Gather every line in the rows below that contains the word "then", and copy each of those lines out in full.

□ □ □ □ □ □ □

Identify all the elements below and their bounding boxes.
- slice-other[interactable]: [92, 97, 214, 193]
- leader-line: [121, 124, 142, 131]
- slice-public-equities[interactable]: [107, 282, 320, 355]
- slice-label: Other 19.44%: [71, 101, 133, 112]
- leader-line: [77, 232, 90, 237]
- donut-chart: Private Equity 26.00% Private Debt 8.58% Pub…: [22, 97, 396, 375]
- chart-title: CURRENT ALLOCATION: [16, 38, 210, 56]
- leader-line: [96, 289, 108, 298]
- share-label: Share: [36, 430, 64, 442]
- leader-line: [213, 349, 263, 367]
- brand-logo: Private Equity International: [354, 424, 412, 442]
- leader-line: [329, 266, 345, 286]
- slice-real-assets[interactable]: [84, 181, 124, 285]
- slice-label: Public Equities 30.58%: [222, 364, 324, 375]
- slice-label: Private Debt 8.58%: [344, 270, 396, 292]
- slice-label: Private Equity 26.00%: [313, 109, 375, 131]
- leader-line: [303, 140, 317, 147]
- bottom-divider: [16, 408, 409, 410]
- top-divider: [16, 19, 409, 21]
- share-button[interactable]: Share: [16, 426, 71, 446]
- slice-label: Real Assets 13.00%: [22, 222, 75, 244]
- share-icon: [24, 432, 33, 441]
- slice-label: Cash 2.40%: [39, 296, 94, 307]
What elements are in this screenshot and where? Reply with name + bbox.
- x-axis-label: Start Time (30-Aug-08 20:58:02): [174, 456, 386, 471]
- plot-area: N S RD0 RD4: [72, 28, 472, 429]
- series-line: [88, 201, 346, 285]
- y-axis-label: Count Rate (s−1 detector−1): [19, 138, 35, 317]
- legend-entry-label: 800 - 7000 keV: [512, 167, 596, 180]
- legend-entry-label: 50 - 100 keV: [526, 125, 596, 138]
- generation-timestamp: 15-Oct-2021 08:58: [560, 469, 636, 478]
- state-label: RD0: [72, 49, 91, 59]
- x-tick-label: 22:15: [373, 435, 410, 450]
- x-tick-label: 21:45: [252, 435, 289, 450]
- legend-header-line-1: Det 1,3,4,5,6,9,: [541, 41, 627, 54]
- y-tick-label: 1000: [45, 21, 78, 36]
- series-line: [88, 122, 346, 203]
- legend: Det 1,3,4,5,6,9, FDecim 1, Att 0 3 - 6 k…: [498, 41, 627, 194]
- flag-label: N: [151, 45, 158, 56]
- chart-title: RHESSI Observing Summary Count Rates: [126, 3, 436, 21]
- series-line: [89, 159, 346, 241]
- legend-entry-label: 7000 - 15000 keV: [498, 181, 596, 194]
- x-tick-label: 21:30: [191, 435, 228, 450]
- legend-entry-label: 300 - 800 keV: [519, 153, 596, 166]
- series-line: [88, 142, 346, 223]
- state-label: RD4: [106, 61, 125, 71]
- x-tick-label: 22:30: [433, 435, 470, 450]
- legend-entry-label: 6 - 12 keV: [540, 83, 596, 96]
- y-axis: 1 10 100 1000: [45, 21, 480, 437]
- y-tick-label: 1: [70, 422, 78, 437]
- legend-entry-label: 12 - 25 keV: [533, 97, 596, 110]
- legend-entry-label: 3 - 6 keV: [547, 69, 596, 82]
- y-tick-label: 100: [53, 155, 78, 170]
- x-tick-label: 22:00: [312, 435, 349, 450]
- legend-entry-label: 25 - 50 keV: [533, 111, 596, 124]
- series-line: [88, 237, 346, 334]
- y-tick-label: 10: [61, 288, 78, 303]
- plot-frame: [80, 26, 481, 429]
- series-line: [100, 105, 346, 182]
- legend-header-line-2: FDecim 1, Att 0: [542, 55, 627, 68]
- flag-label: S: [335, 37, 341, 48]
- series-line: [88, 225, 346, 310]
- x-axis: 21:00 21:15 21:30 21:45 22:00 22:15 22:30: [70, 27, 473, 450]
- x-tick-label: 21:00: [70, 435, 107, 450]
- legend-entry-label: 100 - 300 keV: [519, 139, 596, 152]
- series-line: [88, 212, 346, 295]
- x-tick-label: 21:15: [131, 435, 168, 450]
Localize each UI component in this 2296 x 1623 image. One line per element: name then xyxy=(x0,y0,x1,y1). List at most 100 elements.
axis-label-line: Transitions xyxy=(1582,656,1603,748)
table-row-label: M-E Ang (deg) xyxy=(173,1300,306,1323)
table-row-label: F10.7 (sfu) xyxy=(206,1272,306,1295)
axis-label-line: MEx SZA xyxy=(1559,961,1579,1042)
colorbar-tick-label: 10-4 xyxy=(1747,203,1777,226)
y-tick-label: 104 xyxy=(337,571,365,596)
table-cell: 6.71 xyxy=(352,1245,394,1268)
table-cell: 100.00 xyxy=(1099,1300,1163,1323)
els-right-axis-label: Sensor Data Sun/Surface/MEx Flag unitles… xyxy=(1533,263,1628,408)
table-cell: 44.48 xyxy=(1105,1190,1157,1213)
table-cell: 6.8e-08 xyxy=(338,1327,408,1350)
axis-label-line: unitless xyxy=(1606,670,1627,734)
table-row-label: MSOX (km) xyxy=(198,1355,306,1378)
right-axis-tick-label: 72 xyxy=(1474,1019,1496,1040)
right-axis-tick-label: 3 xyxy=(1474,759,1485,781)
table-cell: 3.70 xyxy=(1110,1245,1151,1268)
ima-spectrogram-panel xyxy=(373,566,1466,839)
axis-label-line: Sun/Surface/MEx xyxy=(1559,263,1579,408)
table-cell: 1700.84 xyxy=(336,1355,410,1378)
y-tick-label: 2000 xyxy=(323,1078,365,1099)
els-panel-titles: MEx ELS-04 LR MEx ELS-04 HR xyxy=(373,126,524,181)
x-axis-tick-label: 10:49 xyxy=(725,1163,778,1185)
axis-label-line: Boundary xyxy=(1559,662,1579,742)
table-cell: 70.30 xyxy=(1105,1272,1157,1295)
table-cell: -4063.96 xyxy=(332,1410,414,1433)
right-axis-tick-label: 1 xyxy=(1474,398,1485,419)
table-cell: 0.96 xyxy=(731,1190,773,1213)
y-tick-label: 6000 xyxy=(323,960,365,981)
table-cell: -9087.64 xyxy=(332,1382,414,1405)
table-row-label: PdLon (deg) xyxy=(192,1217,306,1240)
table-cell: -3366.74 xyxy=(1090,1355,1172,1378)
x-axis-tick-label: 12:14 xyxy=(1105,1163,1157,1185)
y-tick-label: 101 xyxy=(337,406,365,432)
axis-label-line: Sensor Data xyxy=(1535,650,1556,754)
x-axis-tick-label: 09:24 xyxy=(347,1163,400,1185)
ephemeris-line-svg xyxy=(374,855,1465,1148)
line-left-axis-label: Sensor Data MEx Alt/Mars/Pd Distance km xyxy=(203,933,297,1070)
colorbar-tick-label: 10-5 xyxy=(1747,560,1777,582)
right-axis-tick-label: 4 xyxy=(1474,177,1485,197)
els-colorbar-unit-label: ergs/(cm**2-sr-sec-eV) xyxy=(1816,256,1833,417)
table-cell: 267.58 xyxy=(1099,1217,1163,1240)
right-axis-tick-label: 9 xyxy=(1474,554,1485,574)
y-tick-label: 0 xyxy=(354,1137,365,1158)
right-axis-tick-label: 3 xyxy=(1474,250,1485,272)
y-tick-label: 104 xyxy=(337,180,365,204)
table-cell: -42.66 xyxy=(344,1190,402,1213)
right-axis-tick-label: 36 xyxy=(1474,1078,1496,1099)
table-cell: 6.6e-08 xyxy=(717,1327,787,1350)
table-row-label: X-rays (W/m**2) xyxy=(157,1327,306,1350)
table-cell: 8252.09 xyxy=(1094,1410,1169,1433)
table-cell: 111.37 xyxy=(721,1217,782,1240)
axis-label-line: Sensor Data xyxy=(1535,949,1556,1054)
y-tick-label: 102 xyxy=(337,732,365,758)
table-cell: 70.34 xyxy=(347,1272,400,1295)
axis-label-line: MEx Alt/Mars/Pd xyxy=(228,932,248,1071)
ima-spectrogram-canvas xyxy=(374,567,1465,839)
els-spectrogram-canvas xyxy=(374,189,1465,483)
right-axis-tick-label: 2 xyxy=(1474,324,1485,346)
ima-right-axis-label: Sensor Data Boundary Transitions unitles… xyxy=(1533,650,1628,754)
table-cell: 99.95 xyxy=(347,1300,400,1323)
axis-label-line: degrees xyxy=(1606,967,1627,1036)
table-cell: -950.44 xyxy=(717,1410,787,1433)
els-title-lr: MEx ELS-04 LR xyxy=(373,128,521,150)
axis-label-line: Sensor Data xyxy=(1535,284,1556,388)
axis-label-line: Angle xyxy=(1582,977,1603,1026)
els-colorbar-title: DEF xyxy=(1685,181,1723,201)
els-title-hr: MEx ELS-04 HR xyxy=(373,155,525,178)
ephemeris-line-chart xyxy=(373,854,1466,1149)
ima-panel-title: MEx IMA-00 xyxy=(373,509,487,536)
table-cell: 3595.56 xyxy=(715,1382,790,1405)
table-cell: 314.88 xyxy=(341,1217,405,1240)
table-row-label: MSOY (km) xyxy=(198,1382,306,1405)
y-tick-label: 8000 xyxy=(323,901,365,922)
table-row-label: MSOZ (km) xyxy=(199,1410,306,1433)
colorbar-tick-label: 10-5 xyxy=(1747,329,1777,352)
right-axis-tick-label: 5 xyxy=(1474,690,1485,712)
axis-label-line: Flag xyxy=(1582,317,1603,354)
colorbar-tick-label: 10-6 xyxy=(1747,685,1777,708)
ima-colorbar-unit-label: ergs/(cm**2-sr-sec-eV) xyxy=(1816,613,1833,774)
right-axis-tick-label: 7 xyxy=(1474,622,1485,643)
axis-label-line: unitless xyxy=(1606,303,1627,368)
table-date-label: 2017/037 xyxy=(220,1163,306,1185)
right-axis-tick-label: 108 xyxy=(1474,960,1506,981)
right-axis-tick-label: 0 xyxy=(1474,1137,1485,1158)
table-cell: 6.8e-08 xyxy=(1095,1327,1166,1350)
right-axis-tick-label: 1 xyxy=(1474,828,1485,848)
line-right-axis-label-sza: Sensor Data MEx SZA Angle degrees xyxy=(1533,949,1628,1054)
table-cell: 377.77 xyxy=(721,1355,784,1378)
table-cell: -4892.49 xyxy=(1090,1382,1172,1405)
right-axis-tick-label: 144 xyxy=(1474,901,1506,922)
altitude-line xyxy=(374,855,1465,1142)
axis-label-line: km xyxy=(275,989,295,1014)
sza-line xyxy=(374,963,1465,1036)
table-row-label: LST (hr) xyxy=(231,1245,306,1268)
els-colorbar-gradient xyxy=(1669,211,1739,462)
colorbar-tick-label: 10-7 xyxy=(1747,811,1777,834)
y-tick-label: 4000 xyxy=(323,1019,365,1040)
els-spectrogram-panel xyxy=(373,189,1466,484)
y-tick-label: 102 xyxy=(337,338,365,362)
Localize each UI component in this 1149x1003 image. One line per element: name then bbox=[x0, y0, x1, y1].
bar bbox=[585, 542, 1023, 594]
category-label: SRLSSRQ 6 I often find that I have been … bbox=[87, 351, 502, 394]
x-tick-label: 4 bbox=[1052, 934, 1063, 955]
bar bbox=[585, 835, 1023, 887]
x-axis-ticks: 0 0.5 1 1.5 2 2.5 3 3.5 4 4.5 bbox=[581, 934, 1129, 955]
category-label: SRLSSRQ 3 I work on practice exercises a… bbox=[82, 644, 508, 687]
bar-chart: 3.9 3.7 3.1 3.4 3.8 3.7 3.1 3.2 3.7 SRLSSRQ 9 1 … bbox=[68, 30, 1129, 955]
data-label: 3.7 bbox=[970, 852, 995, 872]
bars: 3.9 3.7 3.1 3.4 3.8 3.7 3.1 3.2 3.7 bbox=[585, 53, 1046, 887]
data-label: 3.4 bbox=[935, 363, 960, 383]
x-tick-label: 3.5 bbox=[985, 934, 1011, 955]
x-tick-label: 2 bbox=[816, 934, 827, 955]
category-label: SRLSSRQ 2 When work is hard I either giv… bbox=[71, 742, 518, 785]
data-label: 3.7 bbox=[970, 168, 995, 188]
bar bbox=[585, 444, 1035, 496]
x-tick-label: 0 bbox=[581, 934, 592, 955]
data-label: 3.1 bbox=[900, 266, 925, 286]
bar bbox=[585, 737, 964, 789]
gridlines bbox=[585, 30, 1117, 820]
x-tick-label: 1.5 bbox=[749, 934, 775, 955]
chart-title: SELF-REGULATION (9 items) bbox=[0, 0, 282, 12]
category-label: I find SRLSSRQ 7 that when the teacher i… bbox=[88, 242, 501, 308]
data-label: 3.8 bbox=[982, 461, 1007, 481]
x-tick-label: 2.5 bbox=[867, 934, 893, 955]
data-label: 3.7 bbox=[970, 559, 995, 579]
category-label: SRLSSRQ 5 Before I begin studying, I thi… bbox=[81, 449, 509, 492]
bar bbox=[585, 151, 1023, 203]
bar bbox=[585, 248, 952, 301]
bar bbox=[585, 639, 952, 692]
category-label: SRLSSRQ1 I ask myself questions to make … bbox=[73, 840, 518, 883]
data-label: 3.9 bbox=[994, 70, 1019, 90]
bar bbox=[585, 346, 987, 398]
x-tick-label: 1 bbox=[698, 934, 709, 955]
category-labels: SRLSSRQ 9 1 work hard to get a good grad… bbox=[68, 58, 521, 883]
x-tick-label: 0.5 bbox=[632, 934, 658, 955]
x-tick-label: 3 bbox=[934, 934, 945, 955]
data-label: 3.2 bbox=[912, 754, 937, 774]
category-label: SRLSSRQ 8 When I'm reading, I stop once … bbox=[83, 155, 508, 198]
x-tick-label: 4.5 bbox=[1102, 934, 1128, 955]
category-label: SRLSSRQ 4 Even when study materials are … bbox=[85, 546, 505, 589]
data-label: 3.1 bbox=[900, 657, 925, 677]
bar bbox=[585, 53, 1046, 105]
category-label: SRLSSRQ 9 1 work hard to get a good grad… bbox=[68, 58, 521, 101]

□ □ □ □ □ □ □

## RESULT FOR THIS TASK
Localize each UI component in this 2296 x 1623 image. One line per element: name then xyxy=(x0,y0,x1,y1). List at most 100 elements.
Localize each UI component in this 1149x1003 image. One line per element: name then bbox=[x0, y0, x1, y1].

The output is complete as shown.